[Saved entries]
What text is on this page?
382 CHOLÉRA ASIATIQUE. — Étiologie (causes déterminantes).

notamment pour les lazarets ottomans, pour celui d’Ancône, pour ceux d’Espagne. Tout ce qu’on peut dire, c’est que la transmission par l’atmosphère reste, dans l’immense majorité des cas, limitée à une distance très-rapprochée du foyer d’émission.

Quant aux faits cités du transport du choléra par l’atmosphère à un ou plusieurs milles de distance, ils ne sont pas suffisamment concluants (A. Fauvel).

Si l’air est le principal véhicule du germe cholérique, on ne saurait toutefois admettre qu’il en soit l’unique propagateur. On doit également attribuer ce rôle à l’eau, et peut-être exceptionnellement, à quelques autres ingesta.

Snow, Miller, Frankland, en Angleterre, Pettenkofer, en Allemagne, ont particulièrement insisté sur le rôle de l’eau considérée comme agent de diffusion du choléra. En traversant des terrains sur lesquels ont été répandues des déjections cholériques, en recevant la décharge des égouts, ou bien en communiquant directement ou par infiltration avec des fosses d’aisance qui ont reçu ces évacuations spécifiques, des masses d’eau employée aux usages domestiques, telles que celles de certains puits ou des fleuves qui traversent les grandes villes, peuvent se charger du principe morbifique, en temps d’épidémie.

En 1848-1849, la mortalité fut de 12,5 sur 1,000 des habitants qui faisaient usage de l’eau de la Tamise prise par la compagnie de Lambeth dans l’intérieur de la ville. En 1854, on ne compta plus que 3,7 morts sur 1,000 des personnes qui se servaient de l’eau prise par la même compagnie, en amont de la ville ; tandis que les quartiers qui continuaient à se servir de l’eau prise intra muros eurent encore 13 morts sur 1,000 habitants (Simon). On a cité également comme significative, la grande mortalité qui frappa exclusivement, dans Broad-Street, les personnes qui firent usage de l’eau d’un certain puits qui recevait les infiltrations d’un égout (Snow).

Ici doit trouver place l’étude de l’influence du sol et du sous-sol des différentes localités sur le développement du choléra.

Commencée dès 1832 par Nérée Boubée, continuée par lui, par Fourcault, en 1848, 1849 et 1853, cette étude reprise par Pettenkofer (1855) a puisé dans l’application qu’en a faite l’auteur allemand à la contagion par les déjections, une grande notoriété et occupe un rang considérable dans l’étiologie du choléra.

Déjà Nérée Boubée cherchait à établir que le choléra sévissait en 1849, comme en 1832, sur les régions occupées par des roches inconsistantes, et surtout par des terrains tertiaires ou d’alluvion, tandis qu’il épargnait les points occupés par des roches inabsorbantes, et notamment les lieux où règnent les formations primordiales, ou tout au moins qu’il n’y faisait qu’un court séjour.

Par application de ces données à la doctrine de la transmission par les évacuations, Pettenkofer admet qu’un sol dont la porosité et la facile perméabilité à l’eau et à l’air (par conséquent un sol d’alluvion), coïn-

What needs to be done:
All lines that include "Boubée" are to be gathered and copied.

Solved exercise:
Commencée dès 1832 par Nérée Boubée, continuée par lui, par Fourcault, en 1848, 1849 et 1853, cette étude reprise par Pettenkofer (1855) a puisé dans l’application qu’en a faite l’auteur allemand à la contagion par les déjections, une grande notoriété et occupe un rang considérable dans l’étiologie du choléra.
Déjà Nérée Boubée cherchait à établir que le choléra sévissait en 1849, comme en 1832, sur les régions occupées par des roches inconsistantes, et surtout par des terrains tertiaires ou d’alluvion, tandis qu’il épargnait les points occupés par des roches inabsorbantes, et notamment les lieux où règnent les formations primordiales, ou tout au moins qu’il n’y faisait qu’un court séjour.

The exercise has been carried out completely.